### Task requirements
**1)** Reproduce the passage on actor–critic weight updates word for word, from "To prevent one" up to and including "the optimal strategy.".
**2)** In the passage on actor–critic weight updates, what is included to mitigate uncoordinated updates between the actor and critic networks?
**3)** Summarize the passage on actor–critic weight updates in two sentences.

### Passage shown
===============

To prevent one network form dominating while the other stagnates, the mitigation of uncoordinated updates between actor and critic NN is solved by the inclusion of gain coefficients. ${\gamma }_c=\mathrm{diag}\left({\gamma }_{cx},{\gamma }_{cy},{\gamma }_{c\psi }\right)>0$ and ${\gamma }_a=\mathrm{diag}\left({\gamma }_{au},{\gamma }_{av},{\gamma }_{ar}\right)>0$ represent the self-defined learning rate matrix. Then, one can define the weight error as ${\tilde{W}}_c={\widehat{W}}_c-W_c^{\ast }$ and ${\tilde{W}}_a={\widehat{W}}_a-W_a^{*}$. Neural networks play a crucial role in the training and performance of networks. To accelerate the training, adjust the network architecture to meet the requirements and ensure that in the actor–critic framework, the critic network can effectively estimate the value function, while the actor network can stably learn the optimal strategy.

Remark 1.

===============

### Entries provided

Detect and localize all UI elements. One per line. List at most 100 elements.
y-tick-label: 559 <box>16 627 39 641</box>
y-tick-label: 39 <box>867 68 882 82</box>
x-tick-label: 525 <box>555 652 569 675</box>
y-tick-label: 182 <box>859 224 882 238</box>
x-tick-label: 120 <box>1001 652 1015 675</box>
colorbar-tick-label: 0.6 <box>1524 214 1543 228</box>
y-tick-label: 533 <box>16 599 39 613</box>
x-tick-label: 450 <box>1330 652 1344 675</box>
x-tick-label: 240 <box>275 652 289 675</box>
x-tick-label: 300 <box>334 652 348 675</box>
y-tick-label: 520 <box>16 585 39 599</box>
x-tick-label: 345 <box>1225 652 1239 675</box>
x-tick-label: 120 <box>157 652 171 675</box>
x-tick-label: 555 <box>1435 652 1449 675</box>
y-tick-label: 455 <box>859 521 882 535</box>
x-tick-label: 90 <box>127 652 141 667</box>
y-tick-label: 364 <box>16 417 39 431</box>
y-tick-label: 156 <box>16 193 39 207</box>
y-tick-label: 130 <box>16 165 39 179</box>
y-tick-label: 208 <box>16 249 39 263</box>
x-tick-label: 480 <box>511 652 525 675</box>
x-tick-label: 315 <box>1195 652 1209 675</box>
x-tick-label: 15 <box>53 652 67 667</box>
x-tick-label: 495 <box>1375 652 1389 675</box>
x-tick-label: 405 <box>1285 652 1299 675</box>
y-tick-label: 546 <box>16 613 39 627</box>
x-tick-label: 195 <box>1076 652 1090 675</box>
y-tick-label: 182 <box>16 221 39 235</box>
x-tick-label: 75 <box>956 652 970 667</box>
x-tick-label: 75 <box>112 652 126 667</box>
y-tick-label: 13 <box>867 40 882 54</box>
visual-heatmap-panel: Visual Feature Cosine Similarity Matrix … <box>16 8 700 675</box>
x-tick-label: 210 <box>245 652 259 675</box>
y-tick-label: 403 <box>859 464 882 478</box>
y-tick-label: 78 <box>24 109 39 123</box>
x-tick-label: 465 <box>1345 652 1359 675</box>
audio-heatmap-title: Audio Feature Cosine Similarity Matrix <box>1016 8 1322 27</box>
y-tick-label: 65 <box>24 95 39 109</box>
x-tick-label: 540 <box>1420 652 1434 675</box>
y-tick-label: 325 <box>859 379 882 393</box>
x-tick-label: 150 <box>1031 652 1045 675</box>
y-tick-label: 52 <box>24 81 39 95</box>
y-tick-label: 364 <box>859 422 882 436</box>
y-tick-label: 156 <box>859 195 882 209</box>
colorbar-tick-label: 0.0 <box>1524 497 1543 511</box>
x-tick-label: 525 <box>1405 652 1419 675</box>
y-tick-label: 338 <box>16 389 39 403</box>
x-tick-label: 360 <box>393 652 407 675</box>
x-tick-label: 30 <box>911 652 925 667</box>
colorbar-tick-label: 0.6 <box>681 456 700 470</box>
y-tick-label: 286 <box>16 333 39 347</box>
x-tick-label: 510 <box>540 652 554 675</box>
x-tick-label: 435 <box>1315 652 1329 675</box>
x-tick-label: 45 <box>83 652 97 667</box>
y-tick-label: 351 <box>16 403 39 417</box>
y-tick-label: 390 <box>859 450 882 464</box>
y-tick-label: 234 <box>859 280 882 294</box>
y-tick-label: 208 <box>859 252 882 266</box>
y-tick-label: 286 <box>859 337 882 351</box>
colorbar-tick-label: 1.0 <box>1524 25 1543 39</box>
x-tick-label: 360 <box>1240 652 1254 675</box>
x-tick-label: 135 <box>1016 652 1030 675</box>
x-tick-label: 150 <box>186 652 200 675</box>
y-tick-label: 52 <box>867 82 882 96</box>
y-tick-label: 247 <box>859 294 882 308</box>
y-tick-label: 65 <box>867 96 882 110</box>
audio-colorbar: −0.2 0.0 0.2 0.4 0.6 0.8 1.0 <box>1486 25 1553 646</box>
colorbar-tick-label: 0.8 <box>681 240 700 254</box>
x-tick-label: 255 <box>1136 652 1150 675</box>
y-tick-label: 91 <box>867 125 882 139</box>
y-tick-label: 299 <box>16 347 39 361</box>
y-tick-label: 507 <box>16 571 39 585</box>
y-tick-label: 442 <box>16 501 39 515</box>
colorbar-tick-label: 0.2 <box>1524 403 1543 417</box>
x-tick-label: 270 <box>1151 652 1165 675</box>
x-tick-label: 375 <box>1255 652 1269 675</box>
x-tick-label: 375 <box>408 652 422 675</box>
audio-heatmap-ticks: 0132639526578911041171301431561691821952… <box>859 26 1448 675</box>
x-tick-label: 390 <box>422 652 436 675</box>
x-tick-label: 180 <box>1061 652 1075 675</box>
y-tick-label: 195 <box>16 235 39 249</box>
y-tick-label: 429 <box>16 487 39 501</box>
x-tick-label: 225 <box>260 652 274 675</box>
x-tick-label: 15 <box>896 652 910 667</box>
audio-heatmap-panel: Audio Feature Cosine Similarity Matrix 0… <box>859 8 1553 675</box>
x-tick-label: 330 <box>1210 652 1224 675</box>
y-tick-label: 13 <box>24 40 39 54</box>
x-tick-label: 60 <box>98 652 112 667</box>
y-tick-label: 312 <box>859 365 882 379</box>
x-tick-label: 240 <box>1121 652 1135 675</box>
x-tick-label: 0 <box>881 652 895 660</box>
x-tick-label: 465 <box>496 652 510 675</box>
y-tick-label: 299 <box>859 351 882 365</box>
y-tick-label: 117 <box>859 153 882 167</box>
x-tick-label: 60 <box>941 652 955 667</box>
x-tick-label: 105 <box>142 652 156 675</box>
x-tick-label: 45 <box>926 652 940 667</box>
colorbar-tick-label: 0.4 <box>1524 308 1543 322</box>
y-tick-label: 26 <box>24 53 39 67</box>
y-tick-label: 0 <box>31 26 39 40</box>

===============

### Solutions per task
**1)**
To prevent one network form dominating while the other stagnates, the mitigation of uncoordinated updates between actor and critic NN is solved by the inclusion of gain coefficients. ${\gamma }_c=\mathrm{diag}\left({\gamma }_{cx},{\gamma }_{cy},{\gamma }_{c\psi }\right)>0$ and ${\gamma }_a=\mathrm{diag}\left({\gamma }_{au},{\gamma }_{av},{\gamma }_{ar}\right)>0$ represent the self-defined learning rate matrix. Then, one can define the weight error as ${\tilde{W}}_c={\widehat{W}}_c-W_c^{\ast }$ and ${\tilde{W}}_a={\widehat{W}}_a-W_a^{*}$. Neural networks play a crucial role in the training and performance of networks. To accelerate the training, adjust the network architecture to meet the requirements and ensure that in the actor–critic framework, the critic network can effectively estimate the value function, while the actor network can stably learn the optimal strategy.

**2)** Gain coefficients.

**3)** Gain coefficients, represented by positive diagonal learning rate matrices, are included so that uncoordinated actor and critic updates do not let one network dominate while the other stagnates. The weight errors are defined as the difference between the estimated and optimal weights, and the network architecture is adjusted so the critic can effectively estimate the value function while the actor stably learns the optimal strategy.